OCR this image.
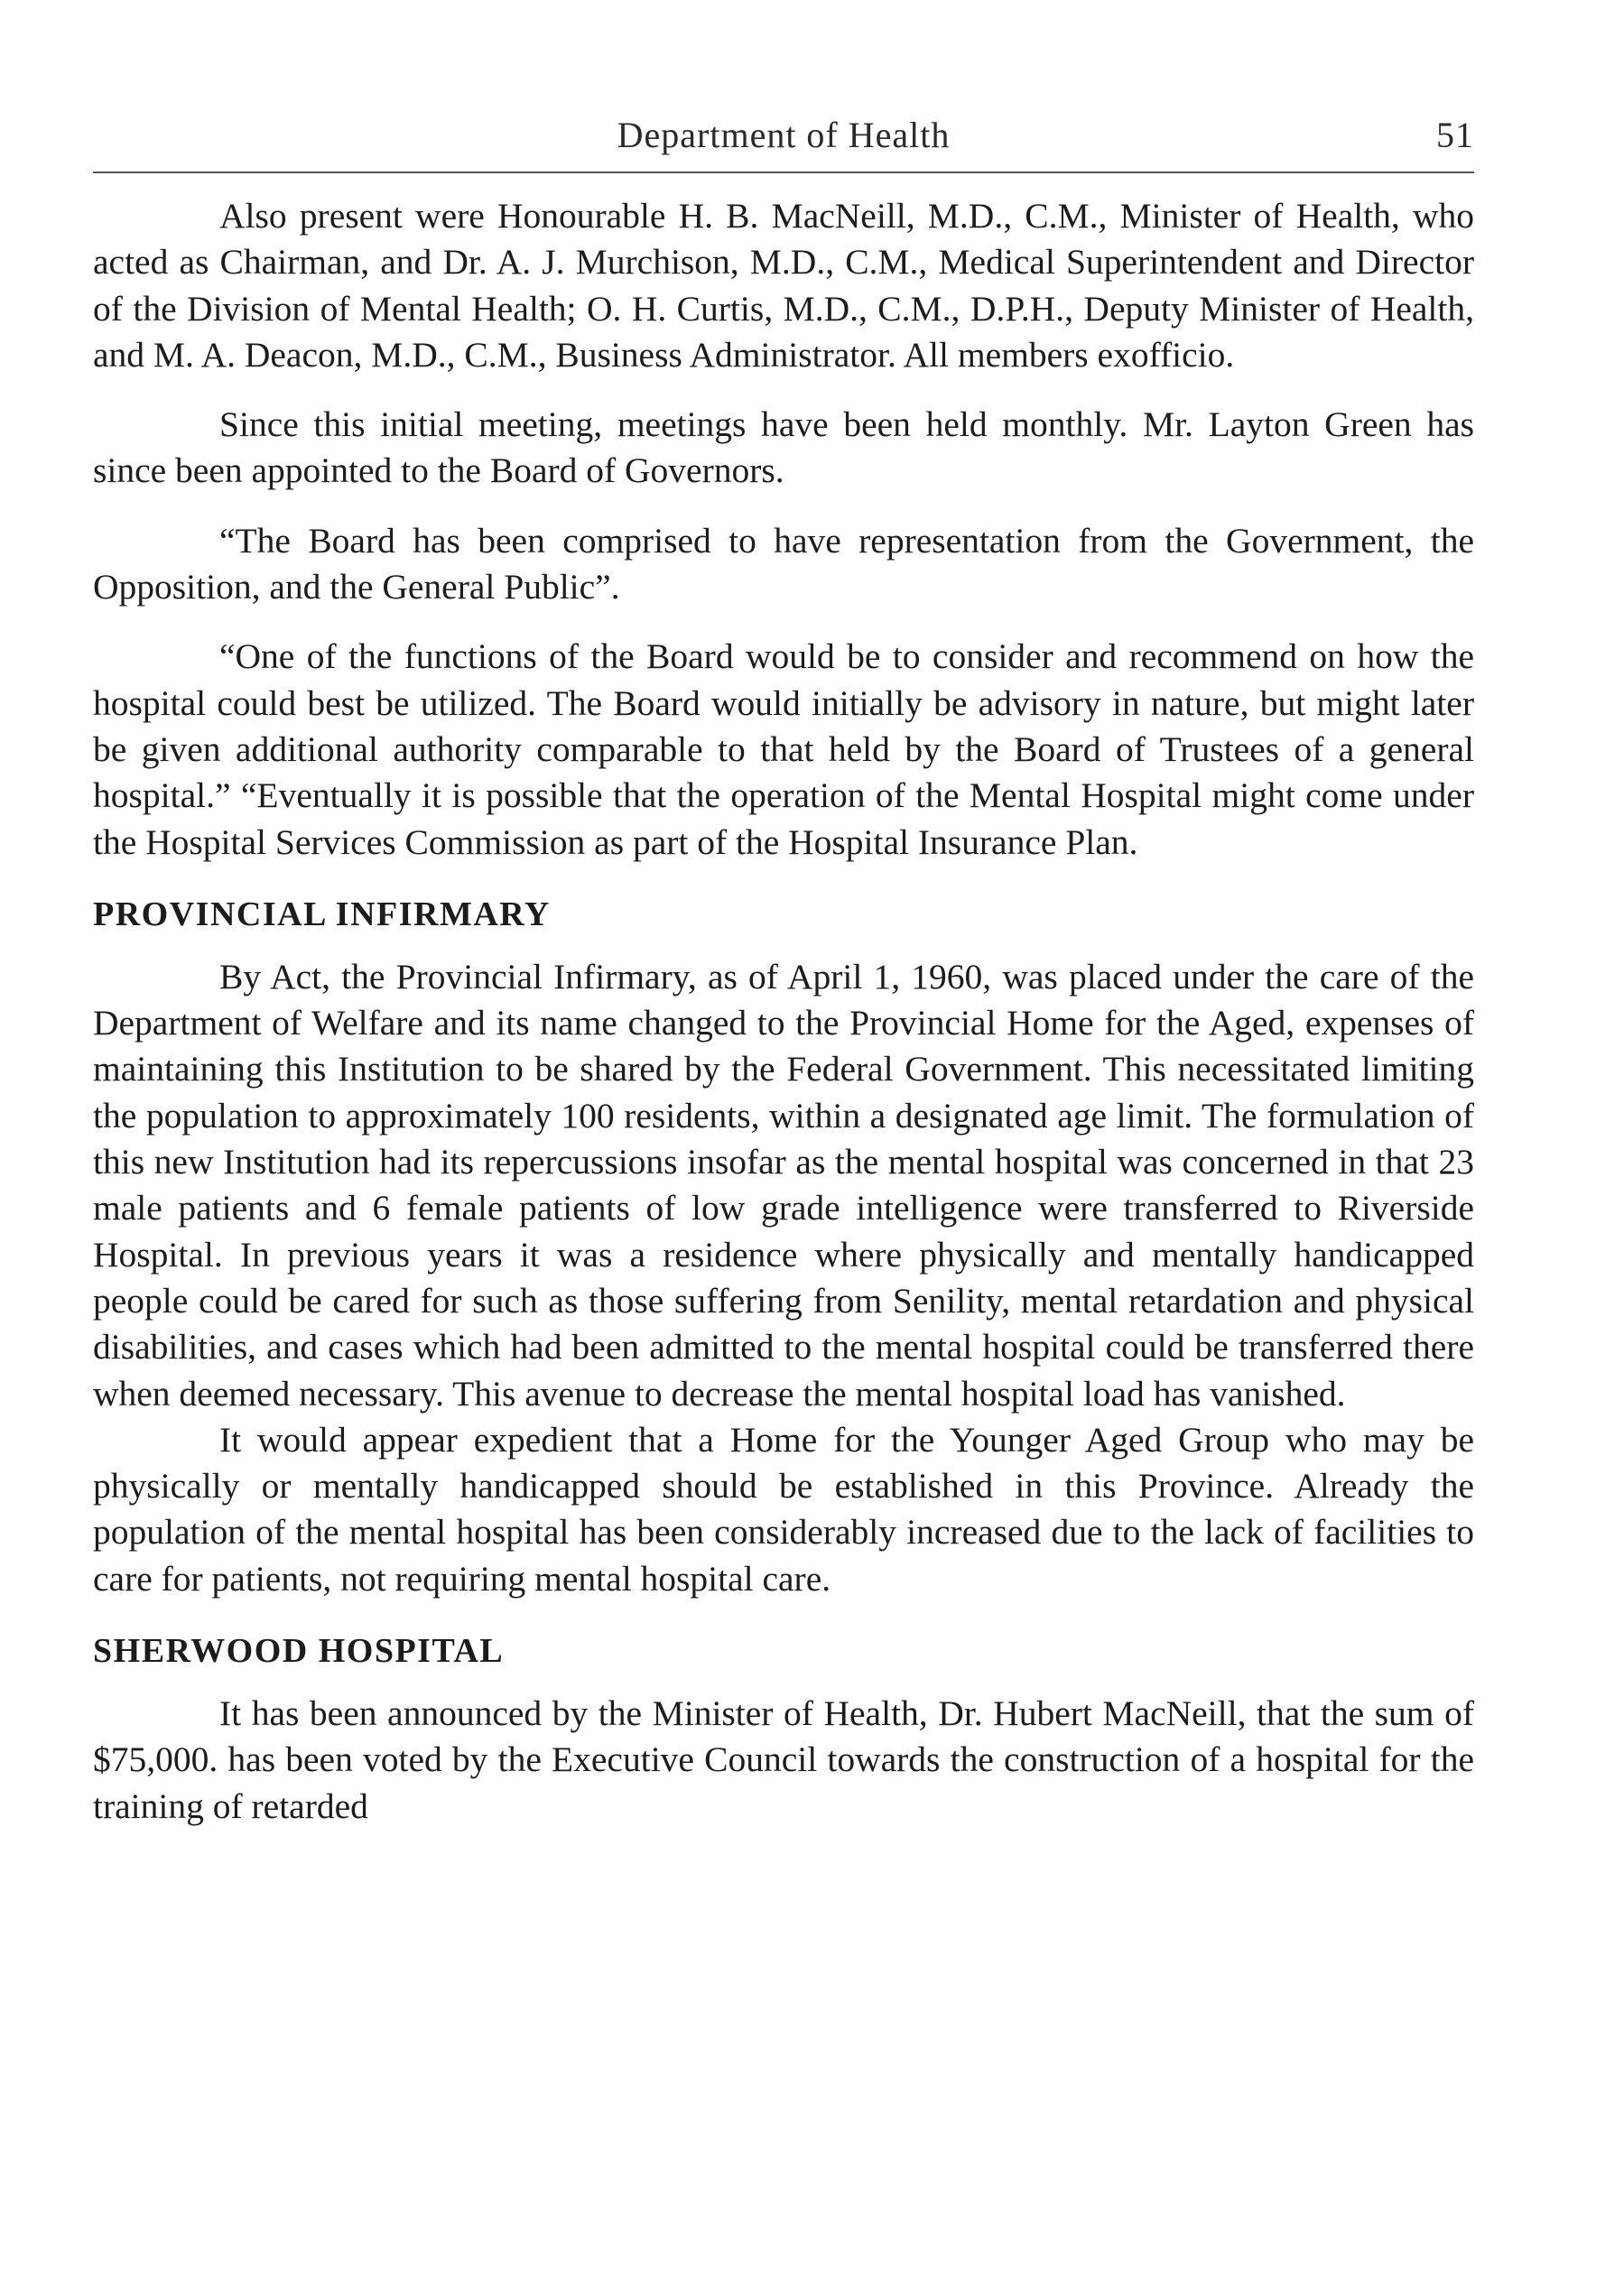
Department of Health	51

Also present were Honourable H. B. MacNeill, M.D., C.M., Minister of Health, who acted as Chairman, and Dr. A. J. Murchison, M.D., C.M., Medical Superintendent and Director of the Division of Mental Health; O. H. Curtis, M.D., C.M., D.P.H., Deputy Minister of Health, and M. A. Deacon, M.D., C.M., Business Administrator. All members exofficio.

Since this initial meeting, meetings have been held monthly. Mr. Layton Green has since been appointed to the Board of Governors.

“The Board has been comprised to have representation from the Government, the Opposition, and the General Public”.

“One of the functions of the Board would be to consider and recommend on how the hospital could best be utilized. The Board would initially be advisory in nature, but might later be given additional authority comparable to that held by the Board of Trustees of a general hospital.” “Eventually it is possible that the operation of the Mental Hospital might come under the Hospital Services Commission as part of the Hospital Insurance Plan.

PROVINCIAL INFIRMARY

By Act, the Provincial Infirmary, as of April 1, 1960, was placed under the care of the Department of Welfare and its name changed to the Provincial Home for the Aged, expenses of maintaining this Institution to be shared by the Federal Government. This necessitated limiting the population to approximately 100 residents, within a designated age limit. The formulation of this new Institution had its repercussions insofar as the mental hospital was concerned in that 23 male patients and 6 female patients of low grade intelligence were transferred to Riverside Hospital. In previous years it was a residence where physically and mentally handicapped people could be cared for such as those suffering from Senility, mental retardation and physical disabilities, and cases which had been admitted to the mental hospital could be transferred there when deemed necessary. This avenue to decrease the mental hospital load has vanished.

It would appear expedient that a Home for the Younger Aged Group who may be physically or mentally handicapped should be established in this Province. Already the population of the mental hospital has been considerably increased due to the lack of facilities to care for patients, not requiring mental hospital care.

SHERWOOD HOSPITAL

It has been announced by the Minister of Health, Dr. Hubert MacNeill, that the sum of $75,000. has been voted by the Executive Council towards the construction of a hospital for the training of retarded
++++++
YOUR OBJECTIVE: Filter the data down to the lines that contain the string "from", and copy them.

RESPONSE AREA:
“The Board has been comprised to have representation from the Government, the Opposition, and the General Public”.
By Act, the Provincial Infirmary, as of April 1, 1960, was placed under the care of the Department of Welfare and its name changed to the Provincial Home for the Aged, expenses of maintaining this Institution to be shared by the Federal Government. This necessitated limiting the population to approximately 100 residents, within a designated age limit. The formulation of this new Institution had its repercussions insofar as the mental hospital was concerned in that 23 male patients and 6 female patients of low grade intelligence were transferred to Riverside Hospital. In previous years it was a residence where physically and mentally handicapped people could be cared for such as those suffering from Senility, mental retardation and physical disabilities, and cases which had been admitted to the mental hospital could be transferred there when deemed necessary. This avenue to decrease the mental hospital load has vanished.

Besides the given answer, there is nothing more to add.